====== DATASET ENTRIES
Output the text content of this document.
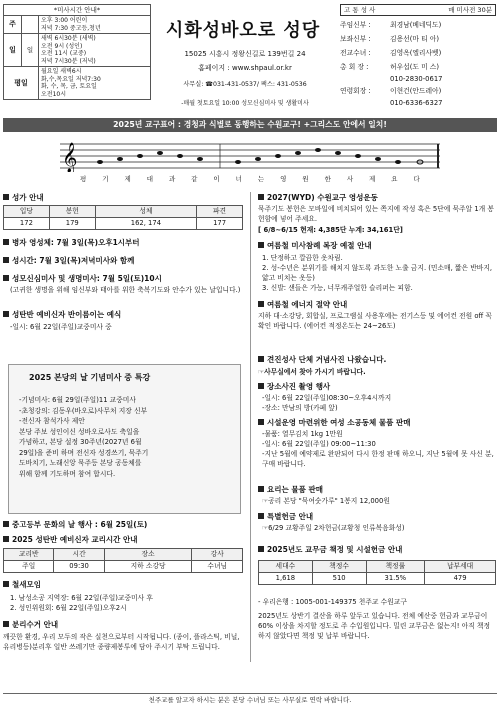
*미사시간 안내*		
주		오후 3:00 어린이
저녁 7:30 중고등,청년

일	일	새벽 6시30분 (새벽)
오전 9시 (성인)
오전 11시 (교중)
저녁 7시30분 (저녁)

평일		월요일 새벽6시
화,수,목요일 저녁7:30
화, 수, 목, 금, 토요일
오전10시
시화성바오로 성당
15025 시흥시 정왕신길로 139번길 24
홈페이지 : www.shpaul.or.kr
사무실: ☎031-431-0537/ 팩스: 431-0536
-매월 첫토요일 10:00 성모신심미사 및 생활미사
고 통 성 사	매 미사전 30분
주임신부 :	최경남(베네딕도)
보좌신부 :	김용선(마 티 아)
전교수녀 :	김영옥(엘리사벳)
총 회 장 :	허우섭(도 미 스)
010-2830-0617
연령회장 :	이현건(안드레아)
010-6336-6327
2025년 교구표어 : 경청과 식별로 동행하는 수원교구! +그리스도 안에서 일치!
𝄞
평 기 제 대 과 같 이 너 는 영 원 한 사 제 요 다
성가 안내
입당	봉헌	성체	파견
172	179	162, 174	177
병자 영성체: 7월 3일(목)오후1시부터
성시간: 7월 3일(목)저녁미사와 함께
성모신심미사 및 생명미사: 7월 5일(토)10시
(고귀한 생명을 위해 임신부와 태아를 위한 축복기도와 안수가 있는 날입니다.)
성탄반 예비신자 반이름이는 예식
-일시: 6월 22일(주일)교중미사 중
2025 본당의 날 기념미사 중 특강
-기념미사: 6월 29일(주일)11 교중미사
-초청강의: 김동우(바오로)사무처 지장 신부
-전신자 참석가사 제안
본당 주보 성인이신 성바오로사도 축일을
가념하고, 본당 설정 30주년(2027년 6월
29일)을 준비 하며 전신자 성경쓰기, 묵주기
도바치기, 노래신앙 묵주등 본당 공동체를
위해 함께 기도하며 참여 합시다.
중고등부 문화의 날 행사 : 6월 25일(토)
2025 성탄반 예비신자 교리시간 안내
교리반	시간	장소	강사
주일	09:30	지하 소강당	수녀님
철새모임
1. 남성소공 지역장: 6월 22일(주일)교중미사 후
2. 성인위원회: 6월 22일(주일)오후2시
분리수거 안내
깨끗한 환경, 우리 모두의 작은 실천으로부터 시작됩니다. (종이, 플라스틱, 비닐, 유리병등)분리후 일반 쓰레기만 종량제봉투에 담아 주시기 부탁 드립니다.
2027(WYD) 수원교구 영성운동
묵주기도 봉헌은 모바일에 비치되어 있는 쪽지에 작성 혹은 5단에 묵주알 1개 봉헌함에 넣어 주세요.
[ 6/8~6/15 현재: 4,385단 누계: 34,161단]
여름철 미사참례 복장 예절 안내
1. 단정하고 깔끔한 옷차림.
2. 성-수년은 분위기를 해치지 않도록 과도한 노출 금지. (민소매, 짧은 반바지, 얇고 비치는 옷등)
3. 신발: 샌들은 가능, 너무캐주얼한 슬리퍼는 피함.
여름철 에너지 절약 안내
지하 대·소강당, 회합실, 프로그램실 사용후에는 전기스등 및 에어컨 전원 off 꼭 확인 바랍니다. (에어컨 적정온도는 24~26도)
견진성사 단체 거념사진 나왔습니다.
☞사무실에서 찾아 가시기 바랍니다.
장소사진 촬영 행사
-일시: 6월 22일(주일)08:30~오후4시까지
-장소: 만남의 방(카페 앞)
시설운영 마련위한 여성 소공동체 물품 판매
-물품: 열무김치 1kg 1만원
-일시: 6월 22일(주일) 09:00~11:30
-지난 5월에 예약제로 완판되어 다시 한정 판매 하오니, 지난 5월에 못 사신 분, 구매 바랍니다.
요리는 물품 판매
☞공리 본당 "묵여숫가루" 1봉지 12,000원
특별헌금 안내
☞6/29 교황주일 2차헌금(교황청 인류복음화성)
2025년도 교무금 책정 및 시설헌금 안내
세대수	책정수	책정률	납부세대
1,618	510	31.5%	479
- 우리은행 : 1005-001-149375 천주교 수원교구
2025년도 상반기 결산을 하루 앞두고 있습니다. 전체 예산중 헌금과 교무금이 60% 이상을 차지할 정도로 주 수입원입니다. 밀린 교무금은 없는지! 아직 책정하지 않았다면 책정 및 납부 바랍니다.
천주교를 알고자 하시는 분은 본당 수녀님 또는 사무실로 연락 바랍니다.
============
====== DATASET ENTRIES
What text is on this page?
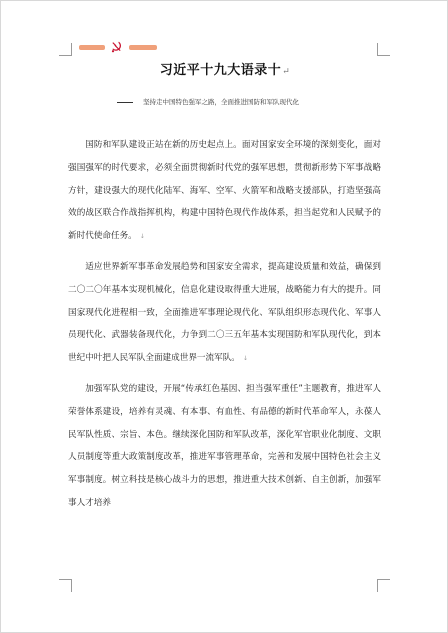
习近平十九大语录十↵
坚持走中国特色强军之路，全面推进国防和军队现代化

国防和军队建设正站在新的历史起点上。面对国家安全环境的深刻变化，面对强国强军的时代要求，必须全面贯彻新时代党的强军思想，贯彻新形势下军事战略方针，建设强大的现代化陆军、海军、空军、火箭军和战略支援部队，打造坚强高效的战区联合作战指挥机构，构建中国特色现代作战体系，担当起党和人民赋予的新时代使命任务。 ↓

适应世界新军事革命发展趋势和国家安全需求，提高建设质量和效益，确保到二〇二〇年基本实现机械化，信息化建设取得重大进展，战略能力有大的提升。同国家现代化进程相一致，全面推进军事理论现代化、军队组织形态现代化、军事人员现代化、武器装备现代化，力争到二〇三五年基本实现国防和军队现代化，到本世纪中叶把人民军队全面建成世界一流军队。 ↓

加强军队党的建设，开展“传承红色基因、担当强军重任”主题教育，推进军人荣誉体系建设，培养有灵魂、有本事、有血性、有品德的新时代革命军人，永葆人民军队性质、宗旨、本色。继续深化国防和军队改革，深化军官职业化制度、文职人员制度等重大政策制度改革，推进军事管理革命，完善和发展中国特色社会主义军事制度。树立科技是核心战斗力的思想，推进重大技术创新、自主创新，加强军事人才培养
============
====== DATASET ENTRIES
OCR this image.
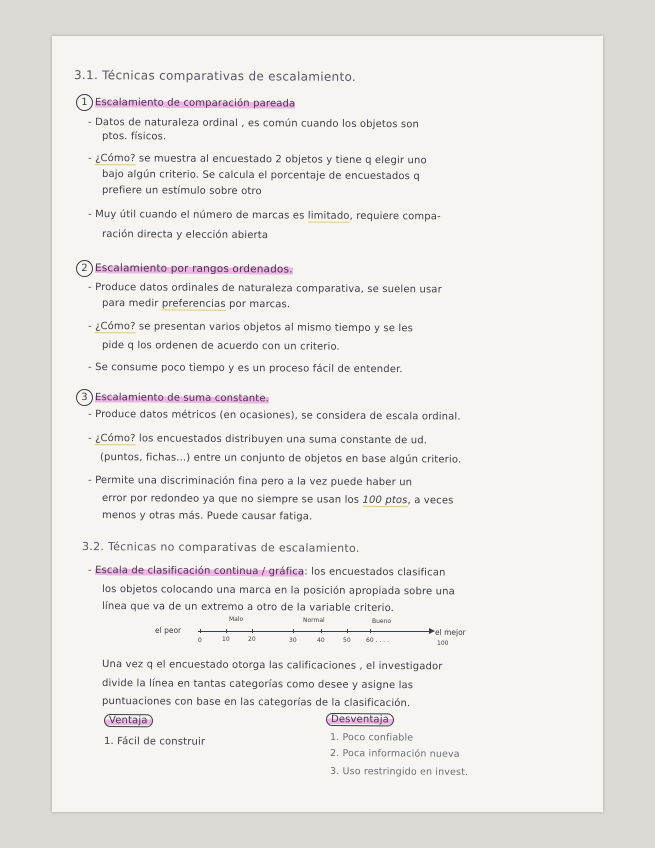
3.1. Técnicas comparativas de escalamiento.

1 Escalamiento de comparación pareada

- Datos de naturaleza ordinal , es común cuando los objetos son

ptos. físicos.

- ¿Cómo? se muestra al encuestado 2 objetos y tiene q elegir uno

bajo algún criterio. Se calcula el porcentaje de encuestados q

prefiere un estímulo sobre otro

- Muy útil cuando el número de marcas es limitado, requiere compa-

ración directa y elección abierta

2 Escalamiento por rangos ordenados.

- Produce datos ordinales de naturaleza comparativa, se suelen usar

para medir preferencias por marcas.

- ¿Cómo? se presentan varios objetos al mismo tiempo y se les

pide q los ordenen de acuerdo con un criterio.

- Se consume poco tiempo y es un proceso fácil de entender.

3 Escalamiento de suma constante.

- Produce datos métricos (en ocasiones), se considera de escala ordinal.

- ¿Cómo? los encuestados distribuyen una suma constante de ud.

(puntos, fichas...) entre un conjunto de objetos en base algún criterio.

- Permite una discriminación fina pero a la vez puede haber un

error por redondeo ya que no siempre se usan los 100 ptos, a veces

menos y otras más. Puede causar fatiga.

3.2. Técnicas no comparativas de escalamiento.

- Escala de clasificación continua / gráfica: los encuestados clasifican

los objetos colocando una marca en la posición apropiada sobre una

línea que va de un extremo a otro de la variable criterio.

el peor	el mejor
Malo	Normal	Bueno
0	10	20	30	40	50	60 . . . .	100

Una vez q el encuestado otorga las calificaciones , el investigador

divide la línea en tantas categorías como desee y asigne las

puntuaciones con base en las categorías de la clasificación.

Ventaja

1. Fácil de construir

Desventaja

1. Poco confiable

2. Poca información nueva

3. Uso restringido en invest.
============
Respond with the number of lines containing "this" and no additional words.

3